WHAT YOU WILL DO
Find the string "Buscar" in the records. Copy each line that has it.
─── EXERCISE MATERIAL ───
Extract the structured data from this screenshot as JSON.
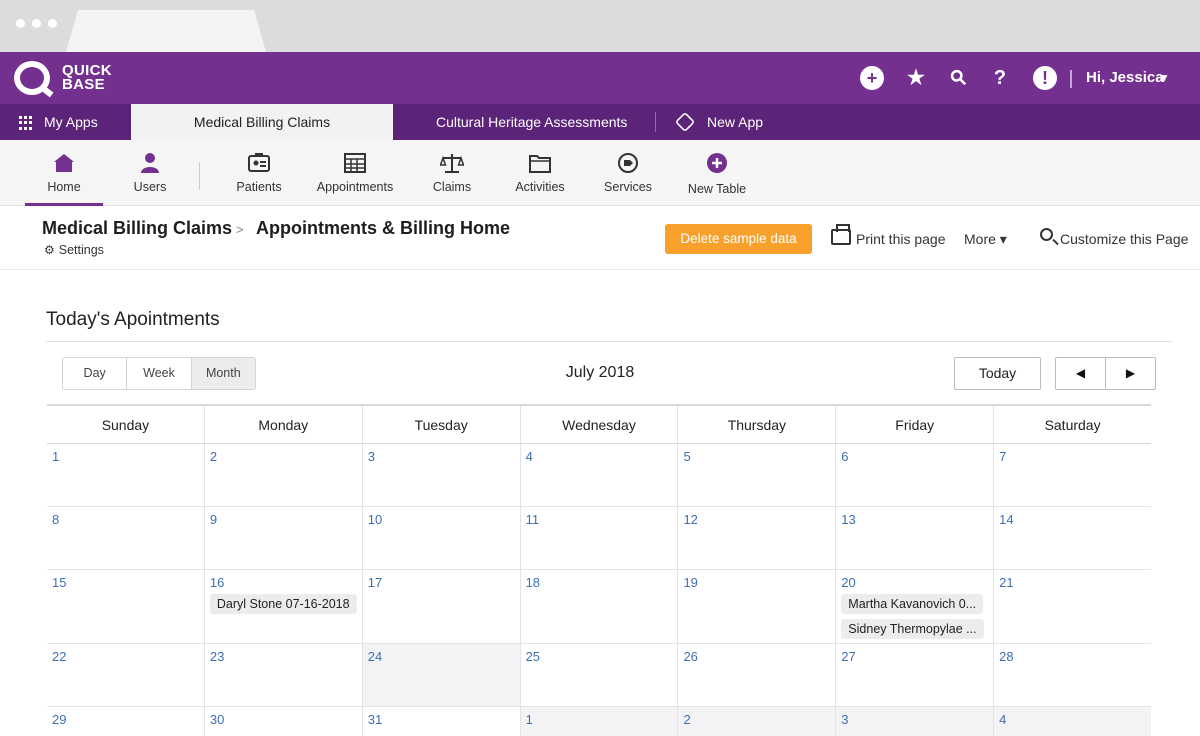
{
  "brand": {
    "line1": "QUICK",
    "line2": "BASE"
  },
  "topbar": {
    "icons": [
      {
        "name": "add-icon",
        "glyph": "+"
      },
      {
        "name": "star-icon",
        "glyph": "★"
      },
      {
        "name": "search-icon",
        "glyph": "⚲"
      },
      {
        "name": "help-icon",
        "glyph": "?"
      },
      {
        "name": "alert-icon",
        "glyph": "!"
      }
    ],
    "greeting": "Hi, Jessica",
    "accent_color": "#73308f"
  },
  "apptabs": {
    "my_apps": "My Apps",
    "active": "Medical Billing Claims",
    "other": "Cultural Heritage Assessments",
    "new_app": "New App"
  },
  "tablenav": {
    "items": [
      {
        "label": "Home",
        "icon": "home-icon"
      },
      {
        "label": "Users",
        "icon": "user-icon"
      },
      {
        "label": "Patients",
        "icon": "id-card-icon"
      },
      {
        "label": "Appointments",
        "icon": "calendar-grid-icon"
      },
      {
        "label": "Claims",
        "icon": "scales-icon"
      },
      {
        "label": "Activities",
        "icon": "folder-icon"
      },
      {
        "label": "Services",
        "icon": "tag-icon"
      },
      {
        "label": "New Table",
        "icon": "plus-circle-icon"
      }
    ]
  },
  "header": {
    "crumb_app": "Medical Billing Claims",
    "crumb_sep": ">",
    "crumb_page": "Appointments & Billing Home",
    "settings": "Settings",
    "delete_btn": "Delete sample data",
    "print": "Print this page",
    "more": "More ▾",
    "customize": "Customize this Page"
  },
  "section": {
    "title": "Today's Apointments"
  },
  "calendar": {
    "views": [
      "Day",
      "Week",
      "Month"
    ],
    "selected_view": "Month",
    "month_label": "July 2018",
    "today_btn": "Today",
    "prev": "◀",
    "next": "▶",
    "weekdays": [
      "Sunday",
      "Monday",
      "Tuesday",
      "Wednesday",
      "Thursday",
      "Friday",
      "Saturday"
    ],
    "weeks": [
      [
        {
          "d": "1"
        },
        {
          "d": "2"
        },
        {
          "d": "3"
        },
        {
          "d": "4"
        },
        {
          "d": "5"
        },
        {
          "d": "6"
        },
        {
          "d": "7"
        }
      ],
      [
        {
          "d": "8"
        },
        {
          "d": "9"
        },
        {
          "d": "10"
        },
        {
          "d": "11"
        },
        {
          "d": "12"
        },
        {
          "d": "13"
        },
        {
          "d": "14"
        }
      ],
      [
        {
          "d": "15"
        },
        {
          "d": "16",
          "events": [
            "Daryl Stone 07-16-2018"
          ]
        },
        {
          "d": "17"
        },
        {
          "d": "18"
        },
        {
          "d": "19"
        },
        {
          "d": "20",
          "events": [
            "Martha Kavanovich 0...",
            "Sidney Thermopylae ..."
          ]
        },
        {
          "d": "21"
        }
      ],
      [
        {
          "d": "22"
        },
        {
          "d": "23"
        },
        {
          "d": "24",
          "shade": true
        },
        {
          "d": "25"
        },
        {
          "d": "26"
        },
        {
          "d": "27"
        },
        {
          "d": "28"
        }
      ],
      [
        {
          "d": "29"
        },
        {
          "d": "30"
        },
        {
          "d": "31"
        },
        {
          "d": "1",
          "shade": true
        },
        {
          "d": "2",
          "shade": true
        },
        {
          "d": "3",
          "shade": true
        },
        {
          "d": "4",
          "shade": true
        }
      ]
    ]
  }
}
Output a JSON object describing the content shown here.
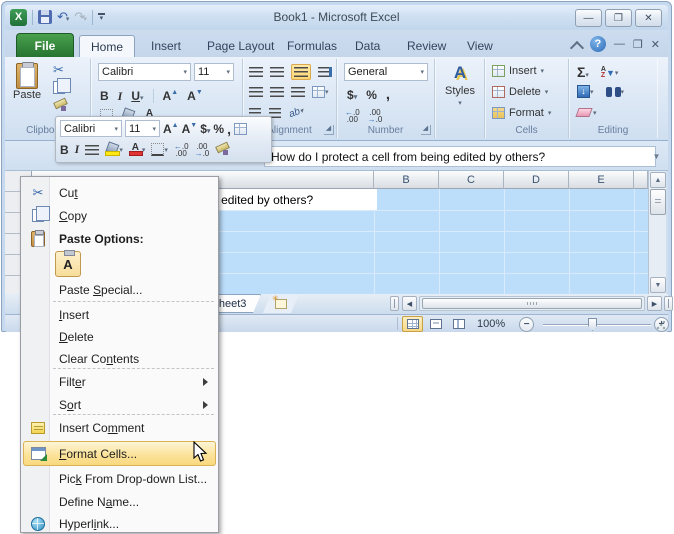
{
  "titlebar": {
    "title": "Book1 - Microsoft Excel"
  },
  "tabs": [
    "File",
    "Home",
    "Insert",
    "Page Layout",
    "Formulas",
    "Data",
    "Review",
    "View"
  ],
  "ribbon": {
    "paste_label": "Paste",
    "font_name": "Calibri",
    "font_size": "11",
    "bold": "B",
    "italic": "I",
    "underline": "U",
    "number_format": "General",
    "styles_label": "Styles",
    "cells_insert": "Insert",
    "cells_delete": "Delete",
    "cells_format": "Format",
    "group_labels": {
      "clipboard": "Clipboard",
      "alignment": "Alignment",
      "number": "Number",
      "cells": "Cells",
      "editing": "Editing"
    }
  },
  "mini_toolbar": {
    "font_name": "Calibri",
    "font_size": "11",
    "bold": "B",
    "italic": "I"
  },
  "formula_bar": {
    "value": "How do I protect a cell from being edited by others?"
  },
  "grid": {
    "columns": [
      "B",
      "C",
      "D",
      "E"
    ],
    "a1_text": "How do I protect a cell from being edited by others?"
  },
  "context_menu": {
    "items": [
      {
        "pre": "Cu",
        "key": "t",
        "post": ""
      },
      {
        "pre": "",
        "key": "C",
        "post": "opy"
      },
      {
        "pre": "Paste Options:",
        "key": "",
        "post": ""
      },
      {
        "pre": "A",
        "key": "",
        "post": ""
      },
      {
        "pre": "Paste ",
        "key": "S",
        "post": "pecial..."
      },
      {
        "pre": "",
        "key": "I",
        "post": "nsert"
      },
      {
        "pre": "",
        "key": "D",
        "post": "elete"
      },
      {
        "pre": "Clear Co",
        "key": "n",
        "post": "tents"
      },
      {
        "pre": "Filt",
        "key": "e",
        "post": "r"
      },
      {
        "pre": "S",
        "key": "o",
        "post": "rt"
      },
      {
        "pre": "Insert Co",
        "key": "m",
        "post": "ment"
      },
      {
        "pre": "",
        "key": "F",
        "post": "ormat Cells..."
      },
      {
        "pre": "Pic",
        "key": "k",
        "post": " From Drop-down List..."
      },
      {
        "pre": "Define N",
        "key": "a",
        "post": "me..."
      },
      {
        "pre": "Hyperl",
        "key": "i",
        "post": "nk..."
      }
    ]
  },
  "sheet_tabs": {
    "sheet3": "Sheet3"
  },
  "status_bar": {
    "zoom_level": "100%"
  },
  "colors": {
    "selection_blue": "#bcdefb",
    "highlight_orange": "#f9d97f",
    "file_tab_green": "#2e7d3a"
  }
}
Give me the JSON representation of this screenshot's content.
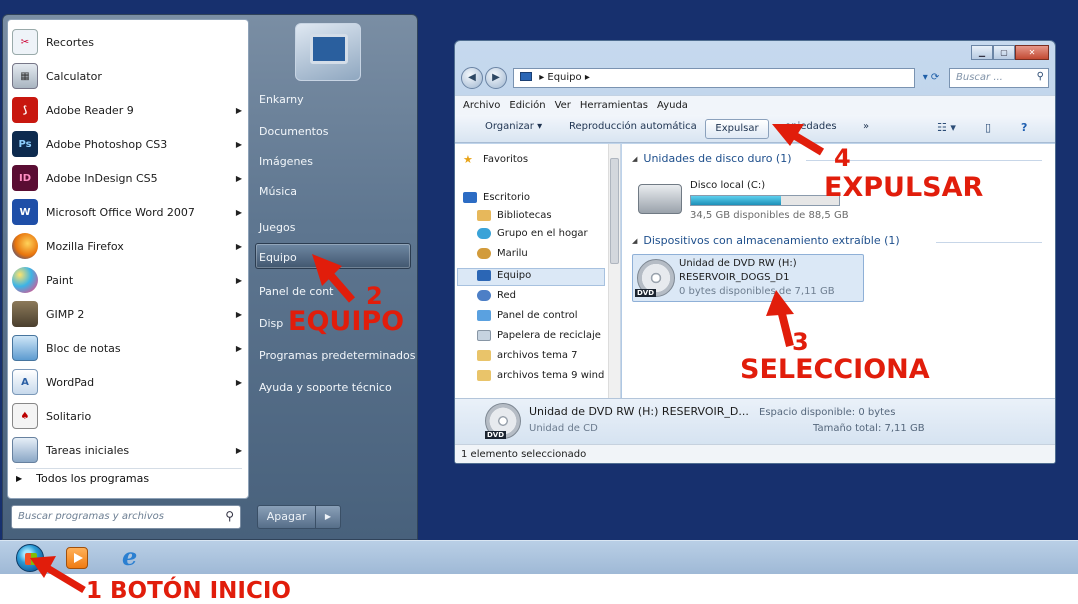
{
  "start_menu": {
    "programs": [
      {
        "label": "Recortes",
        "icon": "scissors-icon",
        "has_arrow": false
      },
      {
        "label": "Calculator",
        "icon": "calculator-icon",
        "has_arrow": false
      },
      {
        "label": "Adobe Reader 9",
        "icon": "adobe-reader-icon",
        "has_arrow": true
      },
      {
        "label": "Adobe Photoshop CS3",
        "icon": "photoshop-icon",
        "has_arrow": true
      },
      {
        "label": "Adobe InDesign CS5",
        "icon": "indesign-icon",
        "has_arrow": true
      },
      {
        "label": "Microsoft Office Word 2007",
        "icon": "word-icon",
        "has_arrow": true
      },
      {
        "label": "Mozilla Firefox",
        "icon": "firefox-icon",
        "has_arrow": true
      },
      {
        "label": "Paint",
        "icon": "paint-icon",
        "has_arrow": true
      },
      {
        "label": "GIMP 2",
        "icon": "gimp-icon",
        "has_arrow": true
      },
      {
        "label": "Bloc de notas",
        "icon": "notepad-icon",
        "has_arrow": true
      },
      {
        "label": "WordPad",
        "icon": "wordpad-icon",
        "has_arrow": true
      },
      {
        "label": "Solitario",
        "icon": "solitaire-icon",
        "has_arrow": false
      },
      {
        "label": "Tareas iniciales",
        "icon": "getting-started-icon",
        "has_arrow": true
      }
    ],
    "icon_badges": {
      "photoshop": "Ps",
      "indesign": "ID",
      "word": "W"
    },
    "all_programs": "Todos los programas",
    "search_placeholder": "Buscar programas y archivos",
    "right_links": {
      "user": "Enkarny",
      "documentos": "Documentos",
      "imagenes": "Imágenes",
      "musica": "Música",
      "juegos": "Juegos",
      "equipo": "Equipo",
      "panel": "Panel de cont",
      "dispositivos": "Disp",
      "predeterminados": "Programas predeterminados",
      "ayuda": "Ayuda y soporte técnico"
    },
    "shutdown": "Apagar"
  },
  "explorer": {
    "address_path": "Equipo",
    "search_placeholder": "Buscar ...",
    "menu": [
      "Archivo",
      "Edición",
      "Ver",
      "Herramientas",
      "Ayuda"
    ],
    "toolbar": {
      "organizar": "Organizar",
      "reproduccion": "Reproducción automática",
      "expulsar": "Expulsar",
      "propiedades": "opiedades",
      "more": "»"
    },
    "nav": [
      {
        "label": "Favoritos",
        "icon": "star-icon"
      },
      {
        "label": "Escritorio",
        "icon": "desktop-icon"
      },
      {
        "label": "Bibliotecas",
        "icon": "libraries-icon"
      },
      {
        "label": "Grupo en el hogar",
        "icon": "homegroup-icon"
      },
      {
        "label": "Marilu",
        "icon": "user-icon"
      },
      {
        "label": "Equipo",
        "icon": "computer-icon"
      },
      {
        "label": "Red",
        "icon": "network-icon"
      },
      {
        "label": "Panel de control",
        "icon": "control-panel-icon"
      },
      {
        "label": "Papelera de reciclaje",
        "icon": "recycle-bin-icon"
      },
      {
        "label": "archivos tema 7",
        "icon": "folder-icon"
      },
      {
        "label": "archivos tema 9 wind",
        "icon": "folder-icon"
      }
    ],
    "groups": {
      "hard_disks": "Unidades de disco duro (1)",
      "removable": "Dispositivos con almacenamiento extraíble (1)"
    },
    "drive_c": {
      "label": "Disco local (C:)",
      "free": "34,5 GB disponibles de 88,5 GB",
      "used_fraction": 0.61
    },
    "dvd": {
      "label": "Unidad de DVD RW (H:)",
      "volume": "RESERVOIR_DOGS_D1",
      "free": "0 bytes disponibles de 7,11 GB",
      "tag": "DVD"
    },
    "details": {
      "title": "Unidad de DVD RW (H:) RESERVOIR_D...",
      "type": "Unidad de CD",
      "space": "Espacio disponible: 0 bytes",
      "total": "Tamaño total: 7,11 GB"
    },
    "status": "1 elemento seleccionado"
  },
  "annotations": {
    "step1": "1 BOTÓN INICIO",
    "step2_num": "2",
    "step2_label": "EQUIPO",
    "step3_num": "3",
    "step3_label": "SELECCIONA",
    "step4_num": "4",
    "step4_label": "EXPULSAR"
  },
  "colors": {
    "annotation": "#e11d0b",
    "desktop": "#17306e"
  }
}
───
EXPECTED OUTPUT
    "search_placeholder": "Buscar programas y archivos",
    "search_placeholder": "Buscar ...",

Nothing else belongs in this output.